··· DATA SUPPLIED

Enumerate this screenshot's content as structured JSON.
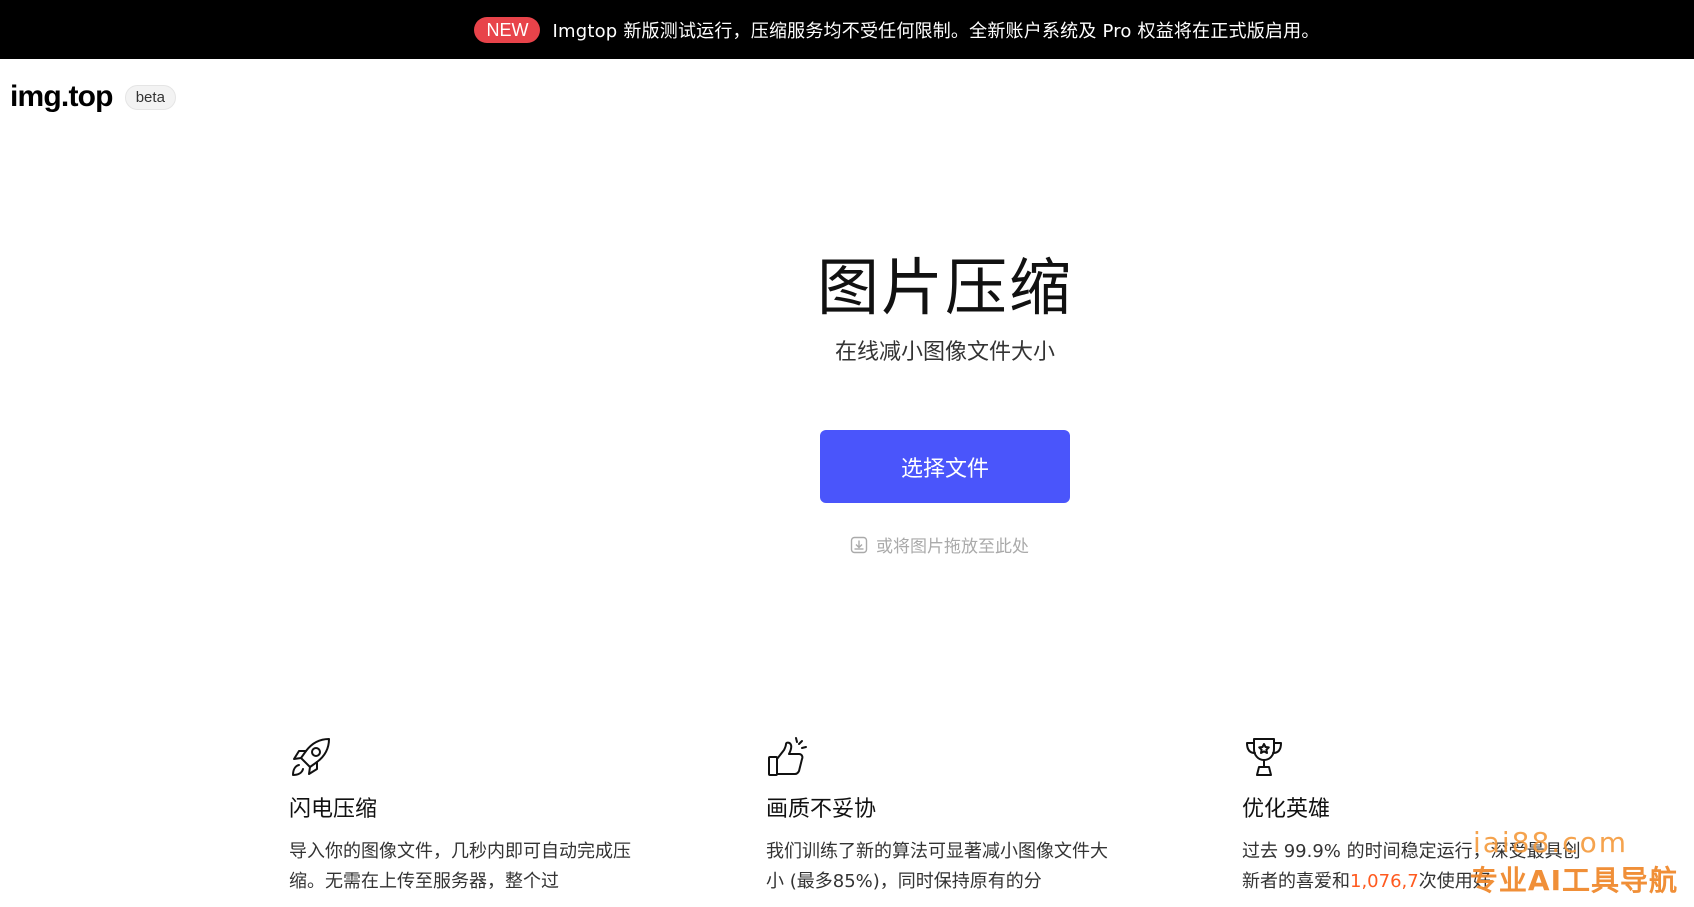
{
  "banner": {
    "badge": "NEW",
    "text": "Imgtop 新版测试运行，压缩服务均不受任何限制。全新账户系统及 Pro 权益将在正式版启用。"
  },
  "header": {
    "logo": "img.top",
    "beta": "beta"
  },
  "hero": {
    "title": "图片压缩",
    "subtitle": "在线减小图像文件大小",
    "select_button": "选择文件",
    "drop_hint": "或将图片拖放至此处"
  },
  "features": [
    {
      "icon": "rocket-icon",
      "title": "闪电压缩",
      "desc": "导入你的图像文件，几秒内即可自动完成压缩。无需在上传至服务器，整个过"
    },
    {
      "icon": "thumbs-up-icon",
      "title": "画质不妥协",
      "desc": "我们训练了新的算法可显著减小图像文件大小 (最多85%)，同时保持原有的分"
    },
    {
      "icon": "trophy-icon",
      "title": "优化英雄",
      "desc_before": "过去 99.9% 的时间稳定运行，深受最具创新者的喜爱和",
      "desc_highlight": "1,076,7",
      "desc_after": "次使用好"
    }
  ],
  "watermark": {
    "url": "iai88.com",
    "name": "专业AI工具导航"
  },
  "colors": {
    "banner_bg": "#000000",
    "badge_bg": "#e8434a",
    "primary_button": "#4a55fb",
    "highlight": "#ff5a1f",
    "watermark": "#f08a2e"
  }
}
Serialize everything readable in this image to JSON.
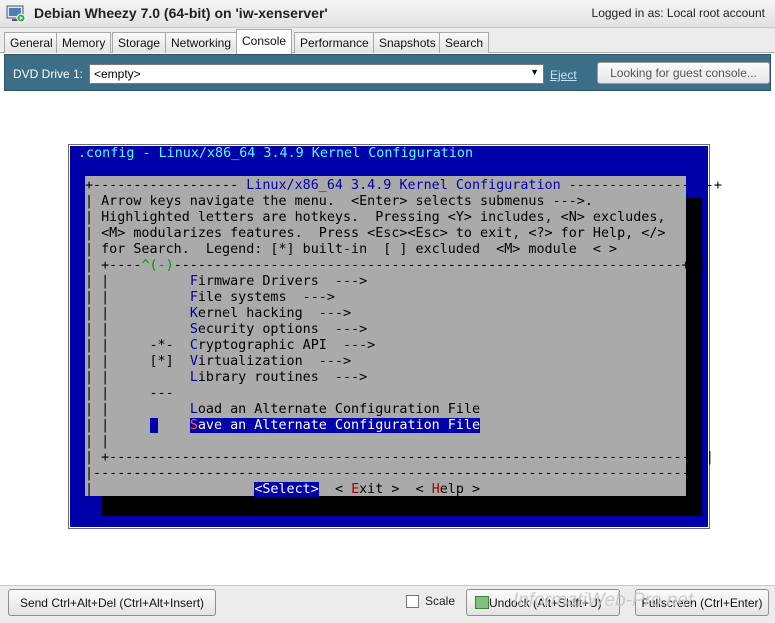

······

◆ SHORT PROBLEM:
Filter the records down to the lines that contain the string "icon", and copy those lines.

◆ THE REPLY:
      "icon": "rocket-icon",
      "icon": "thumbs-up-icon",
      "icon": "trophy-icon",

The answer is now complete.